Exercise requirements -> Look through the data below. Show each line where the string "Polynomial" occurs.

== Entries

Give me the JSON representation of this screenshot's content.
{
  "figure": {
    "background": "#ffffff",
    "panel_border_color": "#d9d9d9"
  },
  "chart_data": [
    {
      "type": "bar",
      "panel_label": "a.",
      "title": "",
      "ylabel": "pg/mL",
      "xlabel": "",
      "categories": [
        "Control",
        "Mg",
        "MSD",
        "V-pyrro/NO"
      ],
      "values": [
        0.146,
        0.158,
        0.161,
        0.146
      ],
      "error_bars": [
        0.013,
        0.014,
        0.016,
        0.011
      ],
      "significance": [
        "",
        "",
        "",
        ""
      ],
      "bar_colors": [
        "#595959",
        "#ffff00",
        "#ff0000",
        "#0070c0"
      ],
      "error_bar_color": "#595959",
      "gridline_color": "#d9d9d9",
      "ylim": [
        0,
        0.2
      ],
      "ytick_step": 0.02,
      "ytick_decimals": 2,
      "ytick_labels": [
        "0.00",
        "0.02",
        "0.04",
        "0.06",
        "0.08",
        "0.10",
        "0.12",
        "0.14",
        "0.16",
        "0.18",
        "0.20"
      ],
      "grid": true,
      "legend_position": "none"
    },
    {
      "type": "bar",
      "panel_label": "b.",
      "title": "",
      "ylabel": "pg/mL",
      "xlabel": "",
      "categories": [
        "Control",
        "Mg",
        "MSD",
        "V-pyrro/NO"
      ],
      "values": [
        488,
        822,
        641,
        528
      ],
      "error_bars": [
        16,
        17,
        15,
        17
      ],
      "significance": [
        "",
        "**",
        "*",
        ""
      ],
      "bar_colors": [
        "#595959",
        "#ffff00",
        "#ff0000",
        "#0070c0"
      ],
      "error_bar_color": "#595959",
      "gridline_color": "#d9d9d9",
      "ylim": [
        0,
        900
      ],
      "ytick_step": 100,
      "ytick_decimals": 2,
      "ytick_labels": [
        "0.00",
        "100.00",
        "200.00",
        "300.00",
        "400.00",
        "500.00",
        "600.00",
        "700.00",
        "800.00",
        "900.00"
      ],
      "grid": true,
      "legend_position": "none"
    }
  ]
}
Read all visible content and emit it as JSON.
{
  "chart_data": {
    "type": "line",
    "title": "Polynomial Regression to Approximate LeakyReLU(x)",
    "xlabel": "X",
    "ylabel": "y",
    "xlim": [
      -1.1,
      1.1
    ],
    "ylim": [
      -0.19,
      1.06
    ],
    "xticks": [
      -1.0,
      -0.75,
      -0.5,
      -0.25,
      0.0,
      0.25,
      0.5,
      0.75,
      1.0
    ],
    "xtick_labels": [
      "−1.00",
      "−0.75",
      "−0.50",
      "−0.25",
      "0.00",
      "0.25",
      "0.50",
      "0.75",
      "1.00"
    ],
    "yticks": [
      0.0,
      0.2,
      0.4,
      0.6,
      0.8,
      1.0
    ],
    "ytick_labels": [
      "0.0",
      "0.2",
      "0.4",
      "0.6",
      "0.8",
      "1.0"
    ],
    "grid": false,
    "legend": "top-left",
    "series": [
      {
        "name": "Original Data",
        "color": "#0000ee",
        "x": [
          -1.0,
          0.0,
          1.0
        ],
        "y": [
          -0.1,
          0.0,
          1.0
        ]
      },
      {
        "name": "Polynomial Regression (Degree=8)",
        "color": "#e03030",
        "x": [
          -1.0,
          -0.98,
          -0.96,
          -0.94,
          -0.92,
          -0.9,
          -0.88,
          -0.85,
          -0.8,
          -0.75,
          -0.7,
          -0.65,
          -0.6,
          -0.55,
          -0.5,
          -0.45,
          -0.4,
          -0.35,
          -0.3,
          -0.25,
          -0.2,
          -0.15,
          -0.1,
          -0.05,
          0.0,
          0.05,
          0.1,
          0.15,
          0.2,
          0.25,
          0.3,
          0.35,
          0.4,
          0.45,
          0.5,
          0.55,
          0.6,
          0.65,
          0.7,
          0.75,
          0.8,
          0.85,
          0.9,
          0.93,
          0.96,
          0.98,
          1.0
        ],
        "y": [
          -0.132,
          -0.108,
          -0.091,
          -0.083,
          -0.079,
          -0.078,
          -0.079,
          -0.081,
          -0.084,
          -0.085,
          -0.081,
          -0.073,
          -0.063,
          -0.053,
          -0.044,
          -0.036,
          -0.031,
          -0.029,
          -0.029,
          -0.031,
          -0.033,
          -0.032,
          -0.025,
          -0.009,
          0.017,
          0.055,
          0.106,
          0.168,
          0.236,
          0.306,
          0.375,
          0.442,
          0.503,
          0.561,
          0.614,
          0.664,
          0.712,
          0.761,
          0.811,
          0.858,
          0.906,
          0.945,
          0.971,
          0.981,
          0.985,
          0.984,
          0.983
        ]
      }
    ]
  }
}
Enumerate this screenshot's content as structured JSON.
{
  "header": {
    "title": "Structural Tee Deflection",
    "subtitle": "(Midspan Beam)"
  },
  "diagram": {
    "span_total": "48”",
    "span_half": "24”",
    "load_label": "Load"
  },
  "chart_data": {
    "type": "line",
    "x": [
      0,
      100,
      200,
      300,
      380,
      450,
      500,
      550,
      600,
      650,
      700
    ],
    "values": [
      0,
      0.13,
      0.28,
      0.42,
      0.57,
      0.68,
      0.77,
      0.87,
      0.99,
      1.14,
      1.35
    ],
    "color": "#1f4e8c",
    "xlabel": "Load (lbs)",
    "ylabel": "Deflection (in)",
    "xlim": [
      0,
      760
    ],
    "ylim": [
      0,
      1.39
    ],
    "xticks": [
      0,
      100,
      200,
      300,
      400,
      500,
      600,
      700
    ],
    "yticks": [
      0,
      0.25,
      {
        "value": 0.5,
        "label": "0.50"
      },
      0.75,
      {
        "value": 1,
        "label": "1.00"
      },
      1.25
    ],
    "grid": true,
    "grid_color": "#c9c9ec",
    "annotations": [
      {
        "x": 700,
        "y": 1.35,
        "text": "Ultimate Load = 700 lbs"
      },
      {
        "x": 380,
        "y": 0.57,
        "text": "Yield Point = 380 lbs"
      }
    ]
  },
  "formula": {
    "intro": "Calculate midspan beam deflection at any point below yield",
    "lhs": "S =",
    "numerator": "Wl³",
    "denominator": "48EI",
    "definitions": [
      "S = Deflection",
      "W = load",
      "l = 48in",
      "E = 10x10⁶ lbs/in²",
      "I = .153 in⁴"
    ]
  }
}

====

Answer for the task ->
    "title": "Polynomial Regression to Approximate LeakyReLU(x)",
        "name": "Polynomial Regression (Degree=8)",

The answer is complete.